• **Exercise**
Images are not part of the copy; transcribe all the data exactly.

• **Records for the exercise**
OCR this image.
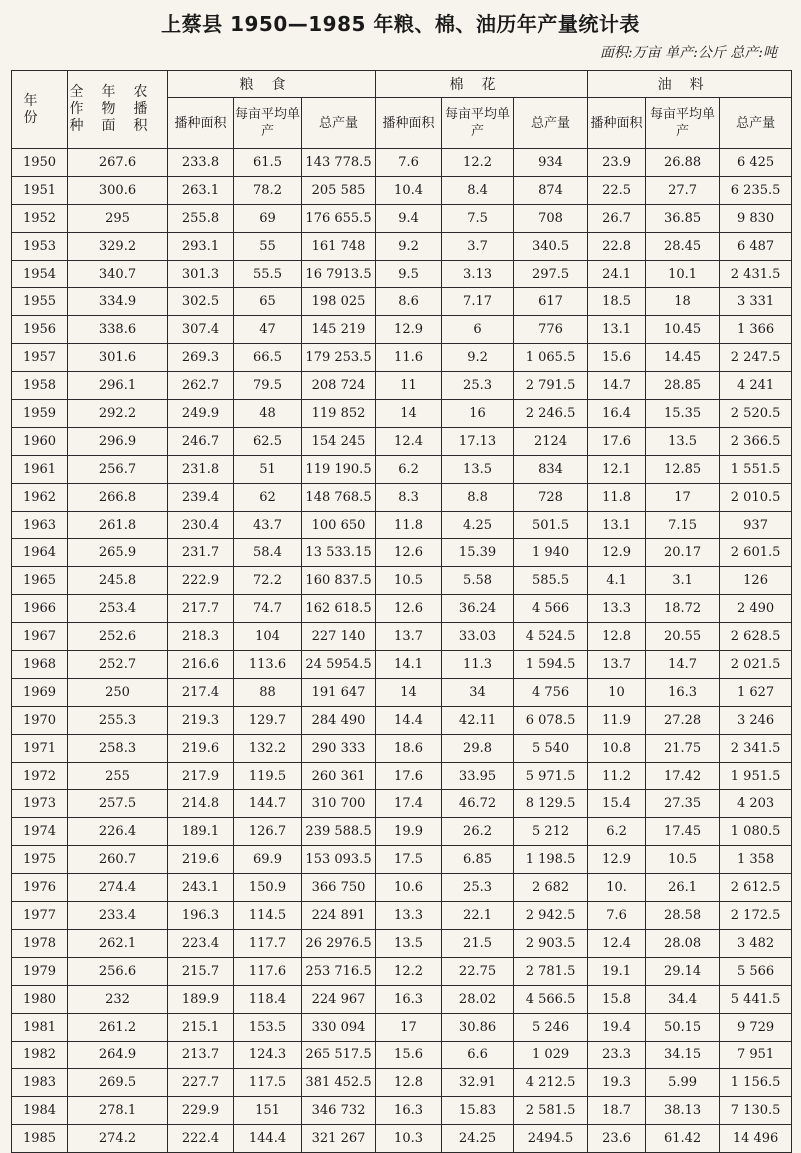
上蔡县 1950—1985 年粮、棉、油历年产量统计表
面积:万亩 单产:公斤 总产:吨
年份	全年农作物播种面积	粮食			棉花			油料		
		播种面积	每亩平均单产	总产量	播种面积	每亩平均单产	总产量	播种面积	每亩平均单产	总产量
1950	267.6	233.8	61.5	143 778.5	7.6	12.2	934	23.9	26.88	6 425
1951	300.6	263.1	78.2	205 585	10.4	8.4	874	22.5	27.7	6 235.5
1952	295	255.8	69	176 655.5	9.4	7.5	708	26.7	36.85	9 830
1953	329.2	293.1	55	161 748	9.2	3.7	340.5	22.8	28.45	6 487
1954	340.7	301.3	55.5	16 7913.5	9.5	3.13	297.5	24.1	10.1	2 431.5
1955	334.9	302.5	65	198 025	8.6	7.17	617	18.5	18	3 331
1956	338.6	307.4	47	145 219	12.9	6	776	13.1	10.45	1 366
1957	301.6	269.3	66.5	179 253.5	11.6	9.2	1 065.5	15.6	14.45	2 247.5
1958	296.1	262.7	79.5	208 724	11	25.3	2 791.5	14.7	28.85	4 241
1959	292.2	249.9	48	119 852	14	16	2 246.5	16.4	15.35	2 520.5
1960	296.9	246.7	62.5	154 245	12.4	17.13	2124	17.6	13.5	2 366.5
1961	256.7	231.8	51	119 190.5	6.2	13.5	834	12.1	12.85	1 551.5
1962	266.8	239.4	62	148 768.5	8.3	8.8	728	11.8	17	2 010.5
1963	261.8	230.4	43.7	100 650	11.8	4.25	501.5	13.1	7.15	937
1964	265.9	231.7	58.4	13 533.15	12.6	15.39	1 940	12.9	20.17	2 601.5
1965	245.8	222.9	72.2	160 837.5	10.5	5.58	585.5	4.1	3.1	126
1966	253.4	217.7	74.7	162 618.5	12.6	36.24	4 566	13.3	18.72	2 490
1967	252.6	218.3	104	227 140	13.7	33.03	4 524.5	12.8	20.55	2 628.5
1968	252.7	216.6	113.6	24 5954.5	14.1	11.3	1 594.5	13.7	14.7	2 021.5
1969	250	217.4	88	191 647	14	34	4 756	10	16.3	1 627
1970	255.3	219.3	129.7	284 490	14.4	42.11	6 078.5	11.9	27.28	3 246
1971	258.3	219.6	132.2	290 333	18.6	29.8	5 540	10.8	21.75	2 341.5
1972	255	217.9	119.5	260 361	17.6	33.95	5 971.5	11.2	17.42	1 951.5
1973	257.5	214.8	144.7	310 700	17.4	46.72	8 129.5	15.4	27.35	4 203
1974	226.4	189.1	126.7	239 588.5	19.9	26.2	5 212	6.2	17.45	1 080.5
1975	260.7	219.6	69.9	153 093.5	17.5	6.85	1 198.5	12.9	10.5	1 358
1976	274.4	243.1	150.9	366 750	10.6	25.3	2 682	10.	26.1	2 612.5
1977	233.4	196.3	114.5	224 891	13.3	22.1	2 942.5	7.6	28.58	2 172.5
1978	262.1	223.4	117.7	26 2976.5	13.5	21.5	2 903.5	12.4	28.08	3 482
1979	256.6	215.7	117.6	253 716.5	12.2	22.75	2 781.5	19.1	29.14	5 566
1980	232	189.9	118.4	224 967	16.3	28.02	4 566.5	15.8	34.4	5 441.5
1981	261.2	215.1	153.5	330 094	17	30.86	5 246	19.4	50.15	9 729
1982	264.9	213.7	124.3	265 517.5	15.6	6.6	1 029	23.3	34.15	7 951
1983	269.5	227.7	117.5	381 452.5	12.8	32.91	4 212.5	19.3	5.99	1 156.5
1984	278.1	229.9	151	346 732	16.3	15.83	2 581.5	18.7	38.13	7 130.5
1985	274.2	222.4	144.4	321 267	10.3	24.25	2494.5	23.6	61.42	14 496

• **Answer to this task**
OCR this image.
上蔡县 1950—1985 年粮、棉、油历年产量统计表
面积:万亩 单产:公斤 总产:吨
年份	全年农作物播种面积	粮食			棉花			油料		
		播种面积	每亩平均单产	总产量	播种面积	每亩平均单产	总产量	播种面积	每亩平均单产	总产量
1950	267.6	233.8	61.5	143 778.5	7.6	12.2	934	23.9	26.88	6 425
1951	300.6	263.1	78.2	205 585	10.4	8.4	874	22.5	27.7	6 235.5
1952	295	255.8	69	176 655.5	9.4	7.5	708	26.7	36.85	9 830
1953	329.2	293.1	55	161 748	9.2	3.7	340.5	22.8	28.45	6 487
1954	340.7	301.3	55.5	16 7913.5	9.5	3.13	297.5	24.1	10.1	2 431.5
1955	334.9	302.5	65	198 025	8.6	7.17	617	18.5	18	3 331
1956	338.6	307.4	47	145 219	12.9	6	776	13.1	10.45	1 366
1957	301.6	269.3	66.5	179 253.5	11.6	9.2	1 065.5	15.6	14.45	2 247.5
1958	296.1	262.7	79.5	208 724	11	25.3	2 791.5	14.7	28.85	4 241
1959	292.2	249.9	48	119 852	14	16	2 246.5	16.4	15.35	2 520.5
1960	296.9	246.7	62.5	154 245	12.4	17.13	2124	17.6	13.5	2 366.5
1961	256.7	231.8	51	119 190.5	6.2	13.5	834	12.1	12.85	1 551.5
1962	266.8	239.4	62	148 768.5	8.3	8.8	728	11.8	17	2 010.5
1963	261.8	230.4	43.7	100 650	11.8	4.25	501.5	13.1	7.15	937
1964	265.9	231.7	58.4	13 533.15	12.6	15.39	1 940	12.9	20.17	2 601.5
1965	245.8	222.9	72.2	160 837.5	10.5	5.58	585.5	4.1	3.1	126
1966	253.4	217.7	74.7	162 618.5	12.6	36.24	4 566	13.3	18.72	2 490
1967	252.6	218.3	104	227 140	13.7	33.03	4 524.5	12.8	20.55	2 628.5
1968	252.7	216.6	113.6	24 5954.5	14.1	11.3	1 594.5	13.7	14.7	2 021.5
1969	250	217.4	88	191 647	14	34	4 756	10	16.3	1 627
1970	255.3	219.3	129.7	284 490	14.4	42.11	6 078.5	11.9	27.28	3 246
1971	258.3	219.6	132.2	290 333	18.6	29.8	5 540	10.8	21.75	2 341.5
1972	255	217.9	119.5	260 361	17.6	33.95	5 971.5	11.2	17.42	1 951.5
1973	257.5	214.8	144.7	310 700	17.4	46.72	8 129.5	15.4	27.35	4 203
1974	226.4	189.1	126.7	239 588.5	19.9	26.2	5 212	6.2	17.45	1 080.5
1975	260.7	219.6	69.9	153 093.5	17.5	6.85	1 198.5	12.9	10.5	1 358
1976	274.4	243.1	150.9	366 750	10.6	25.3	2 682	10.	26.1	2 612.5
1977	233.4	196.3	114.5	224 891	13.3	22.1	2 942.5	7.6	28.58	2 172.5
1978	262.1	223.4	117.7	26 2976.5	13.5	21.5	2 903.5	12.4	28.08	3 482
1979	256.6	215.7	117.6	253 716.5	12.2	22.75	2 781.5	19.1	29.14	5 566
1980	232	189.9	118.4	224 967	16.3	28.02	4 566.5	15.8	34.4	5 441.5
1981	261.2	215.1	153.5	330 094	17	30.86	5 246	19.4	50.15	9 729
1982	264.9	213.7	124.3	265 517.5	15.6	6.6	1 029	23.3	34.15	7 951
1983	269.5	227.7	117.5	381 452.5	12.8	32.91	4 212.5	19.3	5.99	1 156.5
1984	278.1	229.9	151	346 732	16.3	15.83	2 581.5	18.7	38.13	7 130.5
1985	274.2	222.4	144.4	321 267	10.3	24.25	2494.5	23.6	61.42	14 496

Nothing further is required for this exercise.